* [WHAT IS EXPECTED]:
Copy out every line that contains "color".

==== SUPPLIED DATA ====

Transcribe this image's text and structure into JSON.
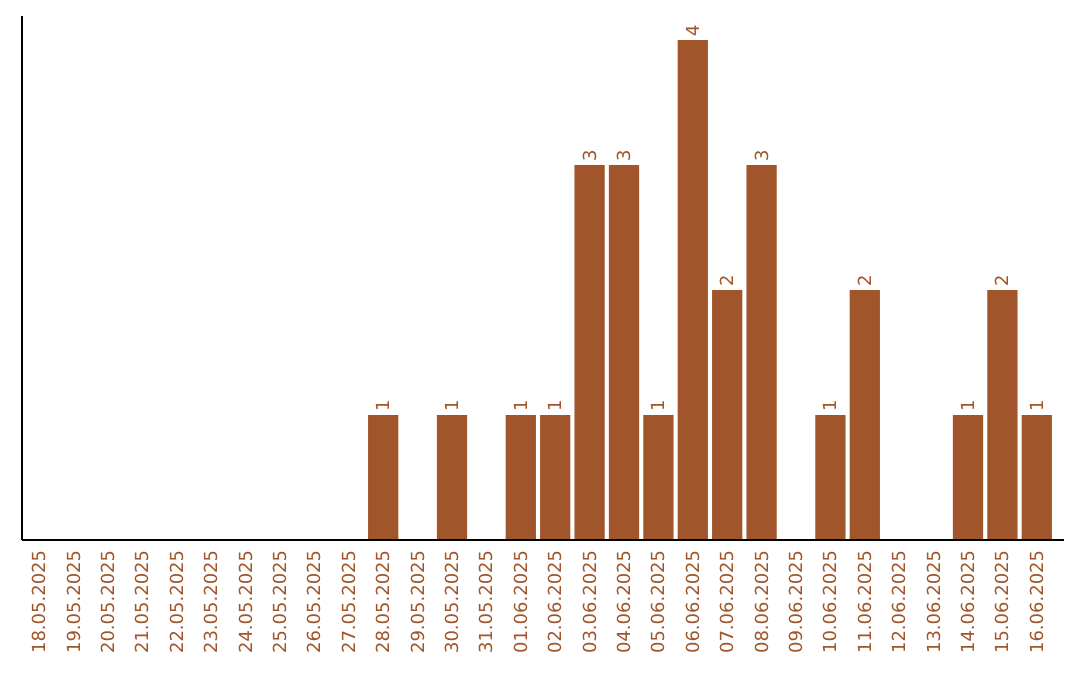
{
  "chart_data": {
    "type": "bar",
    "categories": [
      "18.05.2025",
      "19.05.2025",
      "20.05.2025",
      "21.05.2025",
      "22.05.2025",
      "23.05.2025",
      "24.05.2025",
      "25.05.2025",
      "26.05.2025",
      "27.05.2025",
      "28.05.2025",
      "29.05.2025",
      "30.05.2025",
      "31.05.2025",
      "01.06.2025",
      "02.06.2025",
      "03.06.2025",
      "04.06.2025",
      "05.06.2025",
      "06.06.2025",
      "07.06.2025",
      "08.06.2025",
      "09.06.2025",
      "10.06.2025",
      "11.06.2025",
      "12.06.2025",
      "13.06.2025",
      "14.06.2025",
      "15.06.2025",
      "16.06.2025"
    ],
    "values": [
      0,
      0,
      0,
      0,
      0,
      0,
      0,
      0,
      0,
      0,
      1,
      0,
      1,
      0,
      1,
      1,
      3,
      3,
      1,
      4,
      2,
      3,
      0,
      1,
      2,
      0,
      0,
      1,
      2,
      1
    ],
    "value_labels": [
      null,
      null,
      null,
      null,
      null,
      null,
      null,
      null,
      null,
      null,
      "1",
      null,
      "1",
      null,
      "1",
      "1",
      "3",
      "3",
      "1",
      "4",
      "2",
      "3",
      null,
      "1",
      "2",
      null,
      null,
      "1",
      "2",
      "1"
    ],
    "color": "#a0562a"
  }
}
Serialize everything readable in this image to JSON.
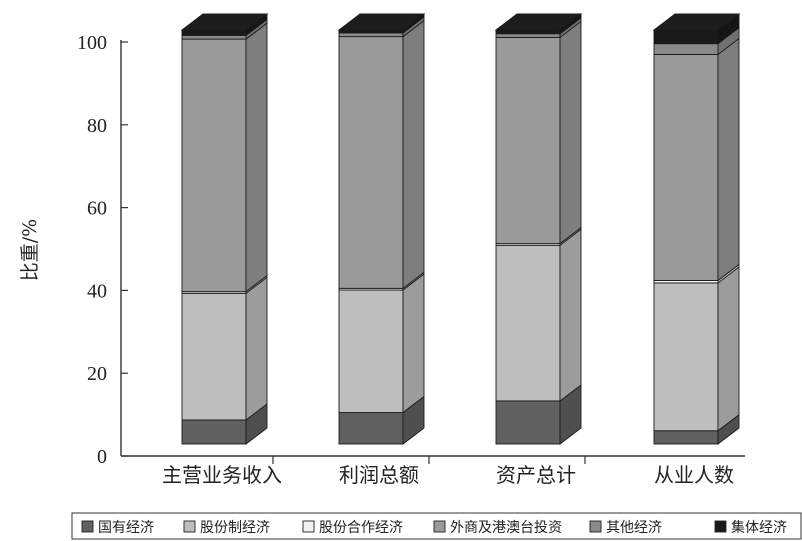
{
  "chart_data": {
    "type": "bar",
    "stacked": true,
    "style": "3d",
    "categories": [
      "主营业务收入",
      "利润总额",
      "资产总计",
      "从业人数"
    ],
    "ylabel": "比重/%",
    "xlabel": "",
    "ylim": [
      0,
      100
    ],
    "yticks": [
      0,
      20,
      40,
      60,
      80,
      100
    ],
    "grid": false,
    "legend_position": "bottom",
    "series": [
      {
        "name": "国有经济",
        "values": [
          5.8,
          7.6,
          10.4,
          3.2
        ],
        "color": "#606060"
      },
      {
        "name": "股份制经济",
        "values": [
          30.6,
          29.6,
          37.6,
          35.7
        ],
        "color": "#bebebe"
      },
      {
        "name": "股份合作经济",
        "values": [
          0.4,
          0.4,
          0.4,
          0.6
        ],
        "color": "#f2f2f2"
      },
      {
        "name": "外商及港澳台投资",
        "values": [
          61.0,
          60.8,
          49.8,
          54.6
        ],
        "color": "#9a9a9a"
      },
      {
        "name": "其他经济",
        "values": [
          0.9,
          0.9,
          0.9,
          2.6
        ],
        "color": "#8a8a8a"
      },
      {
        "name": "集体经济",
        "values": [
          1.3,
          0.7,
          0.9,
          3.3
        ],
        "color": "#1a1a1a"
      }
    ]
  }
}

====

* [IN RESPONSE]:
    "color": "#a0562a"
        "color": "#606060"
        "color": "#bebebe"
        "color": "#f2f2f2"
        "color": "#9a9a9a"
        "color": "#8a8a8a"
        "color": "#1a1a1a"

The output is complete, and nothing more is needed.